TO BE DONE
Reproduce the data below, replacing every occurrence of "svg-text" with "text-label" and leaving everything else unchanged. Omit the pictures from your answer.

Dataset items
[start]

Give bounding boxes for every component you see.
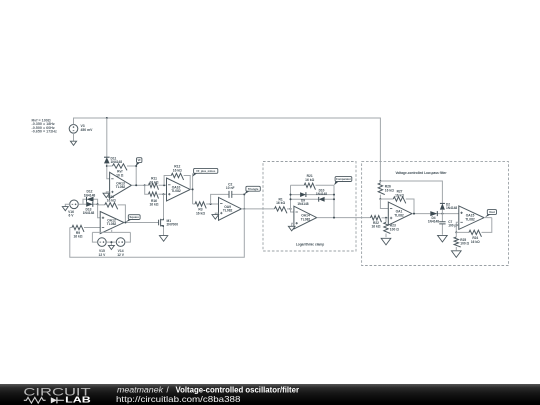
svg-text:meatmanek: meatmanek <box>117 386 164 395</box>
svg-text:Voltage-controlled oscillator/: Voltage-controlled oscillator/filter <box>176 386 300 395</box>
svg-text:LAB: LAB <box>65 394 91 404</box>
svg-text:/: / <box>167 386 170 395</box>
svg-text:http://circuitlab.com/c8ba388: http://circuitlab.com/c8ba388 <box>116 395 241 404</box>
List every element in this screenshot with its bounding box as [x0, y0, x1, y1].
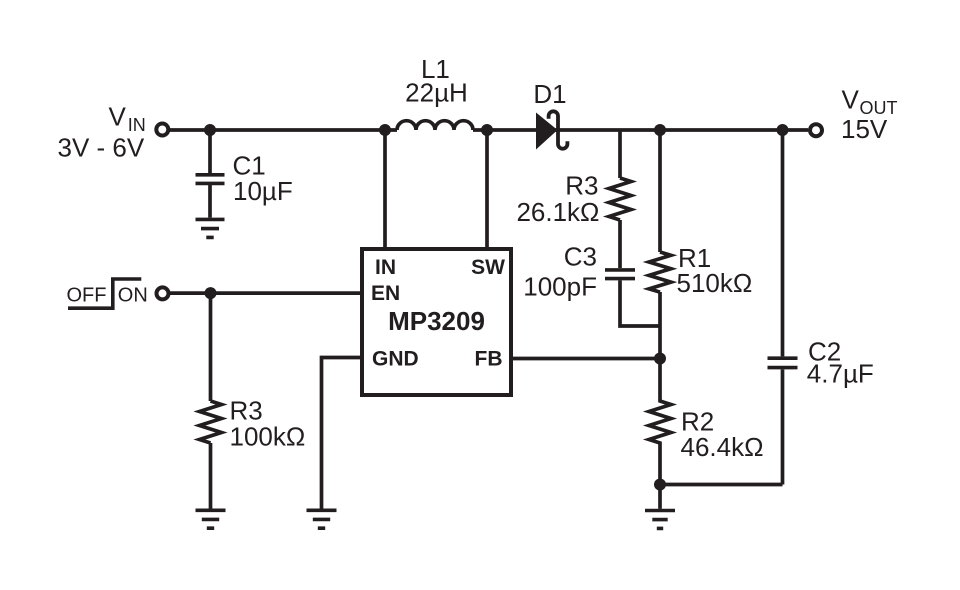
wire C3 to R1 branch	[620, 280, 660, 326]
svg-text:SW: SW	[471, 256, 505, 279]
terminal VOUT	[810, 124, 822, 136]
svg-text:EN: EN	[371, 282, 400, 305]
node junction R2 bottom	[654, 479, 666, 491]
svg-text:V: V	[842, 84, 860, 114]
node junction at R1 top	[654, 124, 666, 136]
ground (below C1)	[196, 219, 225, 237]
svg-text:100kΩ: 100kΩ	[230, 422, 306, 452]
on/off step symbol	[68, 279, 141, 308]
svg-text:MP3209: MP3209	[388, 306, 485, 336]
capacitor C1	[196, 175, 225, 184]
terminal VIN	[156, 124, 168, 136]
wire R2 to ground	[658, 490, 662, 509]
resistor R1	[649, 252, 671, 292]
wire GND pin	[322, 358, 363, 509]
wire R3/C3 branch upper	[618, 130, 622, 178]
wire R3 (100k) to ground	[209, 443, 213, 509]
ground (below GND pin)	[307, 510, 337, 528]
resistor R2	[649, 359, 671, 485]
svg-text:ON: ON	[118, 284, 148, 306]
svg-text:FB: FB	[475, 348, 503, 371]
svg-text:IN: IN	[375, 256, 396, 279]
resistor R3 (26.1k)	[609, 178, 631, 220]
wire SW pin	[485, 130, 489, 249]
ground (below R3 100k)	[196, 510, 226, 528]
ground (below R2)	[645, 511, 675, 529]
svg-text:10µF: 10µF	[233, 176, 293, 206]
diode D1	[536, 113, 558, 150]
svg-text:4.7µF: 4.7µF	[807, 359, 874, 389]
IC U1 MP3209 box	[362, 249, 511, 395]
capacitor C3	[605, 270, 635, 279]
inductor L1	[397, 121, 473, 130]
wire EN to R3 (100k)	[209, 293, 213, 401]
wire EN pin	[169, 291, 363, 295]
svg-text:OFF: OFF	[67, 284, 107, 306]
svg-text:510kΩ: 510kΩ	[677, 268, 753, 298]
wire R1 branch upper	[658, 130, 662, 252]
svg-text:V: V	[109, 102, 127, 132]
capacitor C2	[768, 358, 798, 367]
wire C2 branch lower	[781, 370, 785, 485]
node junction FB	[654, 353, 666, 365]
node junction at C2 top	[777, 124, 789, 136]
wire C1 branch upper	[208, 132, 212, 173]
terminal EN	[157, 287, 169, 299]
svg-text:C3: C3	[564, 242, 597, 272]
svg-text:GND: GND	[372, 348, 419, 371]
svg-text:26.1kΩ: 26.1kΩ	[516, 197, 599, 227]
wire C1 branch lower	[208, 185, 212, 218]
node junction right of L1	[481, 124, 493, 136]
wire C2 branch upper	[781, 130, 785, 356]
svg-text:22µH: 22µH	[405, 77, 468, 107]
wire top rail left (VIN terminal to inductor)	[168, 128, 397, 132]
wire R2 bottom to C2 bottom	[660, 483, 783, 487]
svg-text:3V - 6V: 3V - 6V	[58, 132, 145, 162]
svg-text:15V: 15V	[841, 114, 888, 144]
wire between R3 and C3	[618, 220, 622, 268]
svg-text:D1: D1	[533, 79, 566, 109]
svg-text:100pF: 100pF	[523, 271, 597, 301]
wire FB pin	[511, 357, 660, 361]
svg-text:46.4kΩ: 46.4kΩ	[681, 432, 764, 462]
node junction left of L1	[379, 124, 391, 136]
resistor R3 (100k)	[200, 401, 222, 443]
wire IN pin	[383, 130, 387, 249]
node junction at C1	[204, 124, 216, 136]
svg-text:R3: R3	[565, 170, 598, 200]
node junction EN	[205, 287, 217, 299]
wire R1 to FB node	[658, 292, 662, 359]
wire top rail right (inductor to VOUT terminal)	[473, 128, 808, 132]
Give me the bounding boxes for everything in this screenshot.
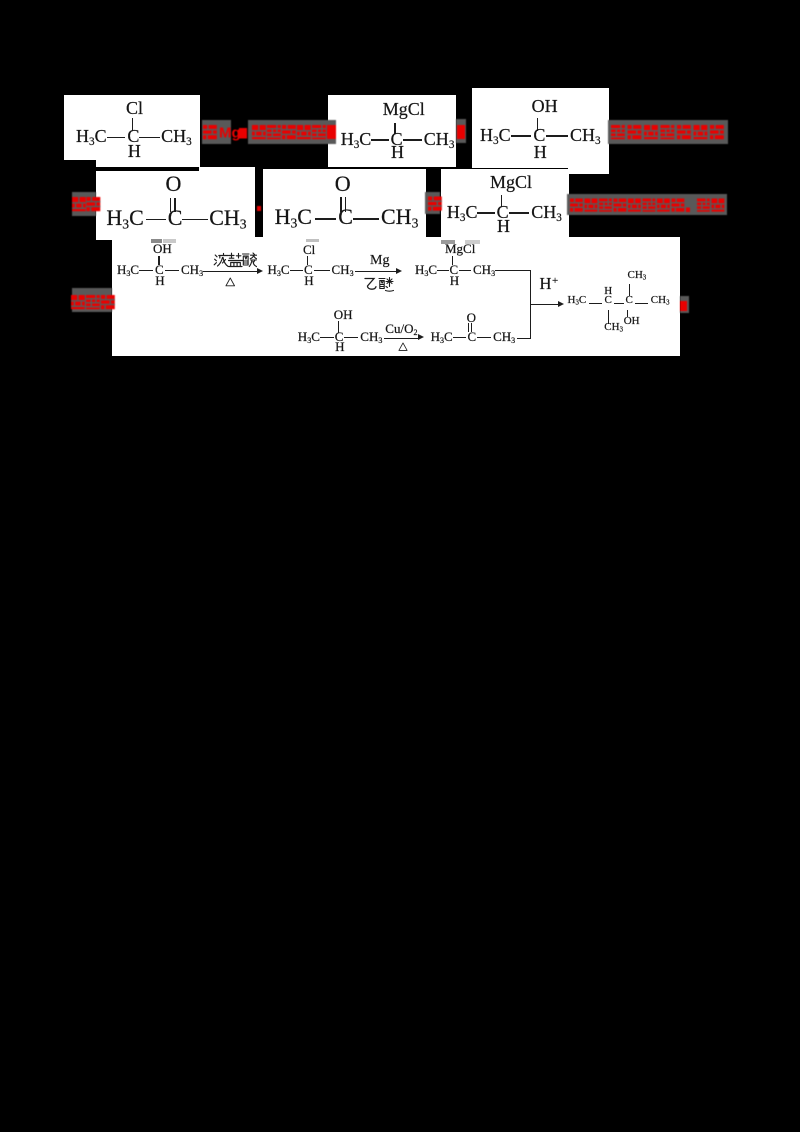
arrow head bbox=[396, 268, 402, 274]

[end]

RESULT
Give bounding boxes for every component you see.
text-label:meatmanek: meatmanek <box>117 386 164 395</box>
text-label:Voltage-controlled oscillator/: Voltage-controlled oscillator/filter <box>176 386 300 395</box>
text-label:LAB: LAB <box>65 394 91 404</box>
text-label:/: / <box>167 386 170 395</box>
text-label:http://circuitlab.com/c8ba388: http://circuitlab.com/c8ba388 <box>116 395 241 404</box>
List every element in this screenshot with its bounding box as [x0, y0, x1, y1].
wire C3 to R1 branch	[620, 280, 660, 326]
text-label:SW: SW	[471, 256, 505, 279]
terminal VOUT	[810, 124, 822, 136]
text-label:EN: EN	[371, 282, 400, 305]
node junction R2 bottom	[654, 479, 666, 491]
text-label:V: V	[842, 84, 860, 114]
node junction at R1 top	[654, 124, 666, 136]
ground (below C1)	[196, 219, 225, 237]
text-label:100kΩ: 100kΩ	[230, 422, 306, 452]
on/off step symbol	[68, 279, 141, 308]
text-label:MP3209: MP3209	[388, 306, 485, 336]
capacitor C1	[196, 175, 225, 184]
terminal VIN	[156, 124, 168, 136]
wire R2 to ground	[658, 490, 662, 509]
resistor R1	[649, 252, 671, 292]
wire GND pin	[322, 358, 363, 509]
wire R3/C3 branch upper	[618, 130, 622, 178]
wire R3 (100k) to ground	[209, 443, 213, 509]
ground (below GND pin)	[307, 510, 337, 528]
resistor R2	[649, 359, 671, 485]
text-label:ON: ON	[118, 284, 148, 306]
text-label:FB: FB	[475, 348, 503, 371]
text-label:IN: IN	[375, 256, 396, 279]
resistor R3 (26.1k)	[609, 178, 631, 220]
wire SW pin	[485, 130, 489, 249]
ground (below R3 100k)	[196, 510, 226, 528]
ground (below R2)	[645, 511, 675, 529]
text-label:10µF: 10µF	[233, 176, 293, 206]
diode D1	[536, 113, 558, 150]
text-label:4.7µF: 4.7µF	[807, 359, 874, 389]
IC U1 MP3209 box	[362, 249, 511, 395]
capacitor C3	[605, 270, 635, 279]
inductor L1	[397, 121, 473, 130]
wire EN to R3 (100k)	[209, 293, 213, 401]
wire EN pin	[169, 291, 363, 295]
text-label:OFF: OFF	[67, 284, 107, 306]
text-label:510kΩ: 510kΩ	[677, 268, 753, 298]
wire R1 branch upper	[658, 130, 662, 252]
text-label:V: V	[109, 102, 127, 132]
capacitor C2	[768, 358, 798, 367]
wire C2 branch lower	[781, 370, 785, 485]
node junction FB	[654, 353, 666, 365]
node junction at C2 top	[777, 124, 789, 136]
wire C1 branch upper	[208, 132, 212, 173]
terminal EN	[157, 287, 169, 299]
text-label:C3: C3	[564, 242, 597, 272]
text-label:GND: GND	[372, 348, 419, 371]
text-label:26.1kΩ: 26.1kΩ	[516, 197, 599, 227]
wire C1 branch lower	[208, 185, 212, 218]
node junction right of L1	[481, 124, 493, 136]
wire C2 branch upper	[781, 130, 785, 356]
text-label:22µH: 22µH	[405, 77, 468, 107]
wire top rail left (VIN terminal to inductor)	[168, 128, 397, 132]
wire R2 bottom to C2 bottom	[660, 483, 783, 487]
text-label:3V - 6V: 3V - 6V	[58, 132, 145, 162]
text-label:15V: 15V	[841, 114, 888, 144]
wire between R3 and C3	[618, 220, 622, 268]
text-label:D1: D1	[533, 79, 566, 109]
text-label:100pF: 100pF	[523, 271, 597, 301]
wire FB pin	[511, 357, 660, 361]
text-label:46.4kΩ: 46.4kΩ	[681, 432, 764, 462]
node junction left of L1	[379, 124, 391, 136]
resistor R3 (100k)	[200, 401, 222, 443]
wire IN pin	[383, 130, 387, 249]
node junction at C1	[204, 124, 216, 136]
text-label:R3: R3	[565, 170, 598, 200]
node junction EN	[205, 287, 217, 299]
wire R1 to FB node	[658, 292, 662, 359]
wire top rail right (inductor to VOUT terminal)	[473, 128, 808, 132]
Give me the bounding boxes for everything in this screenshot.
arrow head bbox=[396, 268, 402, 274]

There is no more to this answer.